Stored entries:

┌────────

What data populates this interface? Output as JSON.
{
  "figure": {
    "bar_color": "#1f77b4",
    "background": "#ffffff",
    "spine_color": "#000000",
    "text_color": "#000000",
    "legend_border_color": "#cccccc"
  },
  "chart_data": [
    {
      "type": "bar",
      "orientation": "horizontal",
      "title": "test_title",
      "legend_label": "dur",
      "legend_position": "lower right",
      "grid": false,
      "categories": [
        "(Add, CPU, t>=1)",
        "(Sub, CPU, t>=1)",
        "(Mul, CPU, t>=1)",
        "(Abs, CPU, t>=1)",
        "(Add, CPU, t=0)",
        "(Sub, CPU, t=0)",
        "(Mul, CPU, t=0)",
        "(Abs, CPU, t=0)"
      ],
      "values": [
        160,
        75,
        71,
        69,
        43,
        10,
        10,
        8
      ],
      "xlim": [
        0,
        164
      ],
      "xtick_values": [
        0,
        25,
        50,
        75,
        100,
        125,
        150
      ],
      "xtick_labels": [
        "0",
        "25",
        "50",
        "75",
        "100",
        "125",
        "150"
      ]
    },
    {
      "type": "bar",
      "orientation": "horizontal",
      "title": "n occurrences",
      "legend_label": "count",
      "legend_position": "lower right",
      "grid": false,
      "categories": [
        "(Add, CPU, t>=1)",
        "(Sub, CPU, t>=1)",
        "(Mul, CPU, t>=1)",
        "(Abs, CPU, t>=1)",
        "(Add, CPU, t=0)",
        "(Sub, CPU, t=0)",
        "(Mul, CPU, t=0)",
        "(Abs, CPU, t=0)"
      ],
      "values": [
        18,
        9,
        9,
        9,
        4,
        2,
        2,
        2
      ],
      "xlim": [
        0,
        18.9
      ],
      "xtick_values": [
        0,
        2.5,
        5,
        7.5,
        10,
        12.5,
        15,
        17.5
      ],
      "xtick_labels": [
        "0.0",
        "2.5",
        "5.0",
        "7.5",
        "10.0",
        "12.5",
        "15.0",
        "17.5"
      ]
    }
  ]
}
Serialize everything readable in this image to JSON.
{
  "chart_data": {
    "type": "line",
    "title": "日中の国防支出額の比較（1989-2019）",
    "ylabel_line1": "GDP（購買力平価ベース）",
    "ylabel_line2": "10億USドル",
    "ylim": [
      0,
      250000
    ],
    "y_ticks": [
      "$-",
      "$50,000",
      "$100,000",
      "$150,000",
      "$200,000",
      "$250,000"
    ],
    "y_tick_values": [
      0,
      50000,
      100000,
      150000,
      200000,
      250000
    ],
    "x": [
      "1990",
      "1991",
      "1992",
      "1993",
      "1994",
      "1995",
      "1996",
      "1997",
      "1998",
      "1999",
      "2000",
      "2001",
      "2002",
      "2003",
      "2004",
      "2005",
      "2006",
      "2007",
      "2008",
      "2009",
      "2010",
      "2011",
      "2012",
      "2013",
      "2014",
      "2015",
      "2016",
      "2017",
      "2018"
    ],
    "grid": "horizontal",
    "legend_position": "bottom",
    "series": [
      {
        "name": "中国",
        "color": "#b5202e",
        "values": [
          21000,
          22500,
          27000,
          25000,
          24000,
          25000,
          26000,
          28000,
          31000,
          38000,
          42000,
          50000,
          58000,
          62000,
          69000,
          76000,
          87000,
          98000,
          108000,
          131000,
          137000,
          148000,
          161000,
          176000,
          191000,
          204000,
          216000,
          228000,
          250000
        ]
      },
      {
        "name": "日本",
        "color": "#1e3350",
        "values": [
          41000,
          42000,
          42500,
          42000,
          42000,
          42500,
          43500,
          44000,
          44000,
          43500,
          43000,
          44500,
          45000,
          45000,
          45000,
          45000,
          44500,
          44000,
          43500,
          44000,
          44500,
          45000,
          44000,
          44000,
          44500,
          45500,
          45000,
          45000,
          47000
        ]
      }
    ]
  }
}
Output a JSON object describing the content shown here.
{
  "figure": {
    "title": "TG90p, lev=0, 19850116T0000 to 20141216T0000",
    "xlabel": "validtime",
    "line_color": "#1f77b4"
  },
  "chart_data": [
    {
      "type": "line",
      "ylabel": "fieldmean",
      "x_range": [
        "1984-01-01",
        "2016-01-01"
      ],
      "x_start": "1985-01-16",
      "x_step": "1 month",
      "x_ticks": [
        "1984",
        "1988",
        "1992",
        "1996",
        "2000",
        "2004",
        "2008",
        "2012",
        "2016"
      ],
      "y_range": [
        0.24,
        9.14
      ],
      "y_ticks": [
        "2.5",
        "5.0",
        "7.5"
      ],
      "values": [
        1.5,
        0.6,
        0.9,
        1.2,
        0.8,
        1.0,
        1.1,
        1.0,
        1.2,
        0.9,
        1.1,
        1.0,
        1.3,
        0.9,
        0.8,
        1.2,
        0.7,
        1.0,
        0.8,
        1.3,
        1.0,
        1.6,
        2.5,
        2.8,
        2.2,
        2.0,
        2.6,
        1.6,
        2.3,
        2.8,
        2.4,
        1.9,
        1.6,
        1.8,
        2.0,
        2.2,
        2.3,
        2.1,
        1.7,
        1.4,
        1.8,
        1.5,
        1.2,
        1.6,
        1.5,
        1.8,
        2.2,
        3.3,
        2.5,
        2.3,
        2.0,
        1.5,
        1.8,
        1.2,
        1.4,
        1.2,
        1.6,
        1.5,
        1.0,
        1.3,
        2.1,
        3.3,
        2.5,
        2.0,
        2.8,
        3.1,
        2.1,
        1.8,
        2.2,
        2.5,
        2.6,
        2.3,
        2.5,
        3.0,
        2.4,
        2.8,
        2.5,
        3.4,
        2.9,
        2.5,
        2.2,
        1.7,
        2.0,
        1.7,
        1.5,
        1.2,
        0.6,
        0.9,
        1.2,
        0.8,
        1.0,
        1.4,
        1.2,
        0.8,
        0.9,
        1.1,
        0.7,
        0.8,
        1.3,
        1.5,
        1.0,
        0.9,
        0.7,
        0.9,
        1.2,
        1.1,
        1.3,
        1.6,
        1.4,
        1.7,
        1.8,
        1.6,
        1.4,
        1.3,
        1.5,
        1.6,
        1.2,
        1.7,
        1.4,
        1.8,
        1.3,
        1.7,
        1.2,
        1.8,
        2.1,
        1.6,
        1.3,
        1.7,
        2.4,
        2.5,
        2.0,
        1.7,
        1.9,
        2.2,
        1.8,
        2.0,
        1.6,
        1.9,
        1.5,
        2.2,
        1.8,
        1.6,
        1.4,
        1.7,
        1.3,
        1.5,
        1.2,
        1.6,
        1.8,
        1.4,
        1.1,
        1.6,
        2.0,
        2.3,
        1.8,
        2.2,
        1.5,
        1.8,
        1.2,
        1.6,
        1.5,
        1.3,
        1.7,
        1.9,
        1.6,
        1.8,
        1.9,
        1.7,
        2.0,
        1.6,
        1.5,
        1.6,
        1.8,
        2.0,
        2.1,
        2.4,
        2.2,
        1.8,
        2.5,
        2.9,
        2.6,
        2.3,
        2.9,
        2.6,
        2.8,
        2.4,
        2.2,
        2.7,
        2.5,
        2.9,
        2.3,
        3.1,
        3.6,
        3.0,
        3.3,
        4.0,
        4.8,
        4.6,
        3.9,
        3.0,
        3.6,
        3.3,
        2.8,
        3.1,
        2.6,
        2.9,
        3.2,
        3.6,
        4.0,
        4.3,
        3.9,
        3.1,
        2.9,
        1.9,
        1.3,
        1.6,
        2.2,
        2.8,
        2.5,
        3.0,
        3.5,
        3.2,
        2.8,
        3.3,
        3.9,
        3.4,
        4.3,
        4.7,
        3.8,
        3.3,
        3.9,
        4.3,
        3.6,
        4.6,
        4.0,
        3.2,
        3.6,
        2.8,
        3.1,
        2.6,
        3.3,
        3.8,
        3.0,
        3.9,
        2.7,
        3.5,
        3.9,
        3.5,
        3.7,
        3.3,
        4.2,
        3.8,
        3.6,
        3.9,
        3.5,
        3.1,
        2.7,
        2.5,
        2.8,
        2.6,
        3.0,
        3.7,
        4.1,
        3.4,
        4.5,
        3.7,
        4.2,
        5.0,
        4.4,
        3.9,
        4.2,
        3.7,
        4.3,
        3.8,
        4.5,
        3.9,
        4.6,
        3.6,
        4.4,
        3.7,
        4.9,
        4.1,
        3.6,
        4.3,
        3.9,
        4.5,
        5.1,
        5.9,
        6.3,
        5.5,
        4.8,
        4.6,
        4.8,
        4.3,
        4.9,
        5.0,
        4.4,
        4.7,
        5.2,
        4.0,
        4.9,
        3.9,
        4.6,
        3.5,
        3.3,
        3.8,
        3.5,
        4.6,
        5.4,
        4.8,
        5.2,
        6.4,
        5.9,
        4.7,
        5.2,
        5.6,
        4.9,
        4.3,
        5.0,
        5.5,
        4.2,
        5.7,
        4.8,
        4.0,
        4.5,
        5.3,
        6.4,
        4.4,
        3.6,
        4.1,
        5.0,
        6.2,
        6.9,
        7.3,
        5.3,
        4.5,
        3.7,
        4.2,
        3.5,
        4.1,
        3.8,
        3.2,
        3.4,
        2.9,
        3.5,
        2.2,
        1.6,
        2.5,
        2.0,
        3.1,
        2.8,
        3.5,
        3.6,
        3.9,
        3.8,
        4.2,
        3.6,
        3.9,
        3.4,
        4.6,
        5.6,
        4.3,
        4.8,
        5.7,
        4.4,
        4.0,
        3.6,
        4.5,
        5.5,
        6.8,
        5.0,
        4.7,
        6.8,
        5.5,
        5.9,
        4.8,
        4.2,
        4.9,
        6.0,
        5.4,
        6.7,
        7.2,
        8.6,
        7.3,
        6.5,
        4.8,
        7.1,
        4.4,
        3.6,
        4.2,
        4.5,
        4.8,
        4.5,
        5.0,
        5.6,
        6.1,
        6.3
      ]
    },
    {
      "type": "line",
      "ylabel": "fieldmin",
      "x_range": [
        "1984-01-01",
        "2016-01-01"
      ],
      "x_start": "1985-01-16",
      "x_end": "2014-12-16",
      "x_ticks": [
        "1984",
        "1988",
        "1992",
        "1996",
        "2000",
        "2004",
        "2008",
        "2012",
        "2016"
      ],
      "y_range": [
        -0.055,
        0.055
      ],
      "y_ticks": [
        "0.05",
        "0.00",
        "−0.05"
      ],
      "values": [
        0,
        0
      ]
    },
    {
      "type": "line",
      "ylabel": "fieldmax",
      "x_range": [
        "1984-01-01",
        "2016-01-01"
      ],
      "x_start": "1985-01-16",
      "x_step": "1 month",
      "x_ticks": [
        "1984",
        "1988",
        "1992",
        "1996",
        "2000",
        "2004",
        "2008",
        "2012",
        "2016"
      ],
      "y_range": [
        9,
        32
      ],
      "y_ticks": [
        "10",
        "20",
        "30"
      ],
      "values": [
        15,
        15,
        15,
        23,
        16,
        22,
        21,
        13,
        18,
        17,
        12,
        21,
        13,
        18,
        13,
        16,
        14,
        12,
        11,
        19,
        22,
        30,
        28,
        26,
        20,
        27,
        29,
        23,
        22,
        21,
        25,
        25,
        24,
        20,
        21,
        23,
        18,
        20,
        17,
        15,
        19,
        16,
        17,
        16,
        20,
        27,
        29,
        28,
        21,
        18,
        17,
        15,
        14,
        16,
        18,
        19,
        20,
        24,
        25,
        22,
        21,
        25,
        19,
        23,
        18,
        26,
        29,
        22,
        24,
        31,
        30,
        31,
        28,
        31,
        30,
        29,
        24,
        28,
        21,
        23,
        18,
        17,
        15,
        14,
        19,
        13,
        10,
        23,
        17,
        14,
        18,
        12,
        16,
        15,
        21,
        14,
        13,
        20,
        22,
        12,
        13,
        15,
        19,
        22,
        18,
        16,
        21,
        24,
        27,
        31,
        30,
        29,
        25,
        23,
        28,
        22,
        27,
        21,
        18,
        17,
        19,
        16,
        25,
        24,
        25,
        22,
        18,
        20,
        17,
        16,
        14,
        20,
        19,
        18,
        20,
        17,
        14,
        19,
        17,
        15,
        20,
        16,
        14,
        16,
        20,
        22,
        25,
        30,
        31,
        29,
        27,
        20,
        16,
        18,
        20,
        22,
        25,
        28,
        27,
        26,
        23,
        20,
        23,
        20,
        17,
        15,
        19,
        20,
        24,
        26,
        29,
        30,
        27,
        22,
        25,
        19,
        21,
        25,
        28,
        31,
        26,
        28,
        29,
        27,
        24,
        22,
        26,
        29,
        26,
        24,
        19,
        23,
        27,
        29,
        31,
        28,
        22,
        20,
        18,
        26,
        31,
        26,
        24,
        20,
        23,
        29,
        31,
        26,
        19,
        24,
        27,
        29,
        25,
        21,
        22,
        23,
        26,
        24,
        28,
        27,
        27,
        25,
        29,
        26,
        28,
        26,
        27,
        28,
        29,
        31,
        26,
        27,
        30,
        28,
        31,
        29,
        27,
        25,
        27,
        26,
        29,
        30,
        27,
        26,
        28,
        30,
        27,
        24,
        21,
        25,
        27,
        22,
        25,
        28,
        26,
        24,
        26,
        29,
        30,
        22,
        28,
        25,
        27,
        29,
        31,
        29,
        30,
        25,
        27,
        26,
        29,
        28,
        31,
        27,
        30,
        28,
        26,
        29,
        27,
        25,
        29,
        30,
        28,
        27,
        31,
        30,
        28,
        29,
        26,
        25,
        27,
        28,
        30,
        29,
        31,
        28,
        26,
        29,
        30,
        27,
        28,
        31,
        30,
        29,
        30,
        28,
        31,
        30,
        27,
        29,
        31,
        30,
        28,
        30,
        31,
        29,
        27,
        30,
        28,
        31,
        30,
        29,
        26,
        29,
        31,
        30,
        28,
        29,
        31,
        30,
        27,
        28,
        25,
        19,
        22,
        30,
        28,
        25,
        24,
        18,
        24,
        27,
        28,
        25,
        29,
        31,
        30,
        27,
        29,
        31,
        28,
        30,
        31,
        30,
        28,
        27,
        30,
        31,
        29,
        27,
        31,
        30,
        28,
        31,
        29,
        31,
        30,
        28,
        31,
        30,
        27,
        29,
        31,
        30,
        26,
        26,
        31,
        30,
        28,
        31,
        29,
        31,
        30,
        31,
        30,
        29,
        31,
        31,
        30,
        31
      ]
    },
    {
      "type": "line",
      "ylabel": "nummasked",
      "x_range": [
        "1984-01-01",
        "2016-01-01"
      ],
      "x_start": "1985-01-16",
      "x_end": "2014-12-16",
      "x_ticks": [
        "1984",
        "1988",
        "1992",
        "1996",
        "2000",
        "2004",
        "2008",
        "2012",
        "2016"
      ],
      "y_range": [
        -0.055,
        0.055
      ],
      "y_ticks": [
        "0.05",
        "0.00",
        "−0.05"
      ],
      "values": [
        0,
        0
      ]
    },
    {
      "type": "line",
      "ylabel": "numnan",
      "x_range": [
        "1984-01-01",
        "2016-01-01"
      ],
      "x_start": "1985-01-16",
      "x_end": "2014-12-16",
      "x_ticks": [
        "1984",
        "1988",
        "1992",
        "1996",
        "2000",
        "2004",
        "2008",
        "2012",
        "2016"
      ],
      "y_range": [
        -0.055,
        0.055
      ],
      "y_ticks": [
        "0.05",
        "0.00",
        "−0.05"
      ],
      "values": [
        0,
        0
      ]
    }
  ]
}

└────────

Copy each line containing the word "Output" from the data.

RESPONSE TO THE EXERCISE:
What data populates this interface? Output as JSON.
Output a JSON object describing the content shown here.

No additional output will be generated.